Pictures do not belong in the copy; restate the records below word for word.
┌─ RECORDS FOR THIS TASK
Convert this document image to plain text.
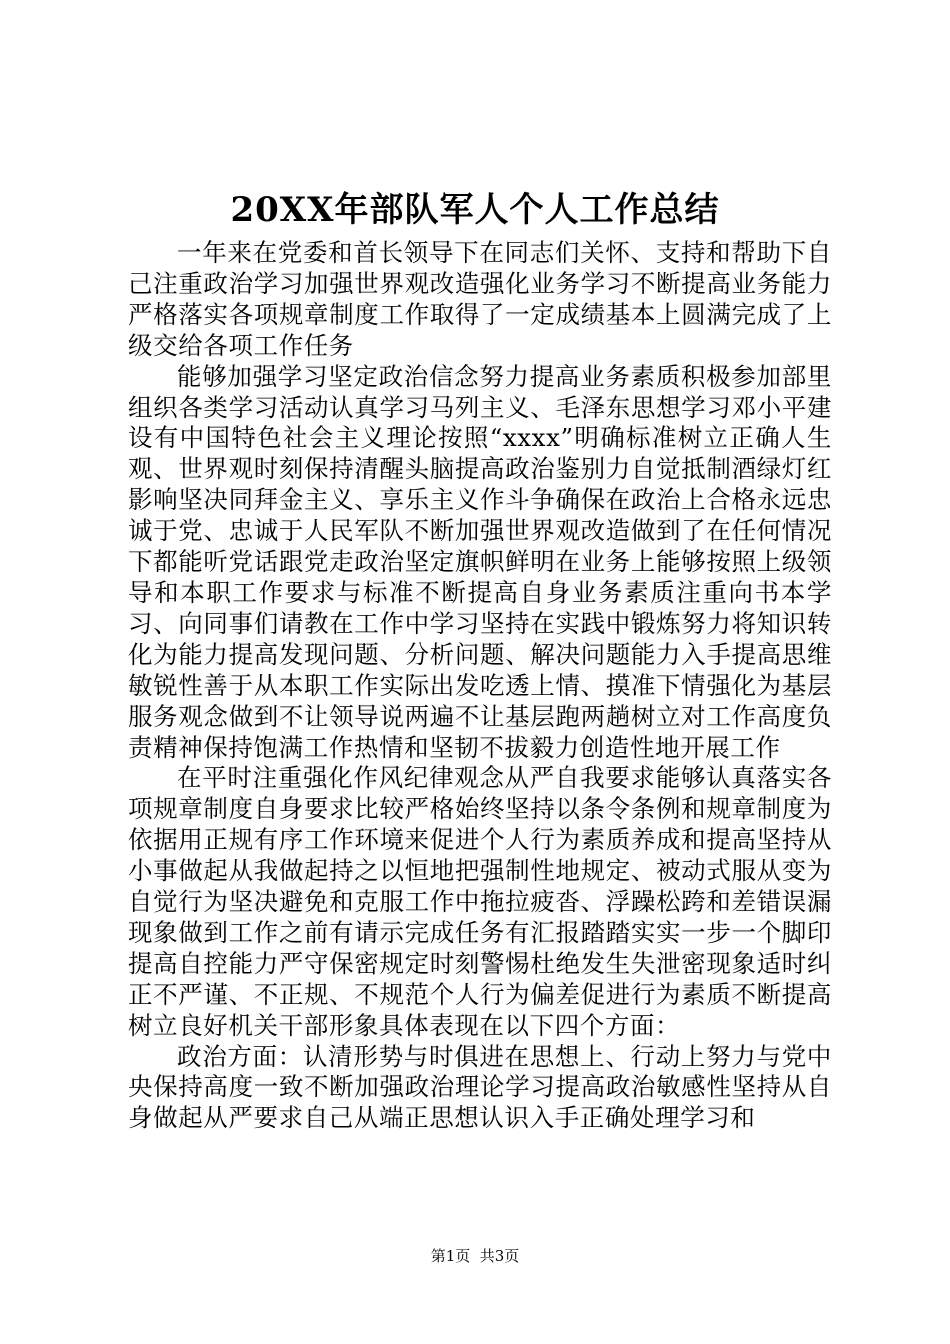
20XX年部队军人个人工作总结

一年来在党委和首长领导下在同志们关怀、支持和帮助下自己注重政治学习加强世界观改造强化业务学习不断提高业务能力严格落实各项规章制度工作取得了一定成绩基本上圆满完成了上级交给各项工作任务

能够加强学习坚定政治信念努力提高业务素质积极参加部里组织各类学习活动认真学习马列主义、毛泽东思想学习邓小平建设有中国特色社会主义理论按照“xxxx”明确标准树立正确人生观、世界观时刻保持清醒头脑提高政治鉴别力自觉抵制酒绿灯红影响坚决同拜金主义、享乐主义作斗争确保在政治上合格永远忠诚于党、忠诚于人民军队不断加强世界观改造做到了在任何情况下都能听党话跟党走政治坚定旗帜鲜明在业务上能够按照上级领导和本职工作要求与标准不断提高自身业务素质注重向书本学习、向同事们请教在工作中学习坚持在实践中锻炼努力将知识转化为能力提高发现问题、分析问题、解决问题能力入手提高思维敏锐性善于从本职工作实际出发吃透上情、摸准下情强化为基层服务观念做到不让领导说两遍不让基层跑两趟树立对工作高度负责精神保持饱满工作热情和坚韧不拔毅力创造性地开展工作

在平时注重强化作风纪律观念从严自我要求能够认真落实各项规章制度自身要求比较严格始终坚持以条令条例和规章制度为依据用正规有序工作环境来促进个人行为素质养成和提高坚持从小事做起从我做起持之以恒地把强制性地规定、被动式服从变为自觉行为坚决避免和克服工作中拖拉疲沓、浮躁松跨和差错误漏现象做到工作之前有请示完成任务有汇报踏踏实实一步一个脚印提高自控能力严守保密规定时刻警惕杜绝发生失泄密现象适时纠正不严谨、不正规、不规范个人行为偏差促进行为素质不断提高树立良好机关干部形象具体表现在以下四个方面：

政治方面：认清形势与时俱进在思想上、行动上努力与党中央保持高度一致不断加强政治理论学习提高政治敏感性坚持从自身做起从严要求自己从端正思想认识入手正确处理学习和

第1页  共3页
└─
▶ **WRITTEN RESPONSE**
Convert this document image to plain text.
20XX年部队军人个人工作总结

一年来在党委和首长领导下在同志们关怀、支持和帮助下自己注重政治学习加强世界观改造强化业务学习不断提高业务能力严格落实各项规章制度工作取得了一定成绩基本上圆满完成了上级交给各项工作任务

能够加强学习坚定政治信念努力提高业务素质积极参加部里组织各类学习活动认真学习马列主义、毛泽东思想学习邓小平建设有中国特色社会主义理论按照“xxxx”明确标准树立正确人生观、世界观时刻保持清醒头脑提高政治鉴别力自觉抵制酒绿灯红影响坚决同拜金主义、享乐主义作斗争确保在政治上合格永远忠诚于党、忠诚于人民军队不断加强世界观改造做到了在任何情况下都能听党话跟党走政治坚定旗帜鲜明在业务上能够按照上级领导和本职工作要求与标准不断提高自身业务素质注重向书本学习、向同事们请教在工作中学习坚持在实践中锻炼努力将知识转化为能力提高发现问题、分析问题、解决问题能力入手提高思维敏锐性善于从本职工作实际出发吃透上情、摸准下情强化为基层服务观念做到不让领导说两遍不让基层跑两趟树立对工作高度负责精神保持饱满工作热情和坚韧不拔毅力创造性地开展工作

在平时注重强化作风纪律观念从严自我要求能够认真落实各项规章制度自身要求比较严格始终坚持以条令条例和规章制度为依据用正规有序工作环境来促进个人行为素质养成和提高坚持从小事做起从我做起持之以恒地把强制性地规定、被动式服从变为自觉行为坚决避免和克服工作中拖拉疲沓、浮躁松跨和差错误漏现象做到工作之前有请示完成任务有汇报踏踏实实一步一个脚印提高自控能力严守保密规定时刻警惕杜绝发生失泄密现象适时纠正不严谨、不正规、不规范个人行为偏差促进行为素质不断提高树立良好机关干部形象具体表现在以下四个方面：

政治方面：认清形势与时俱进在思想上、行动上努力与党中央保持高度一致不断加强政治理论学习提高政治敏感性坚持从自身做起从严要求自己从端正思想认识入手正确处理学习和

第1页  共3页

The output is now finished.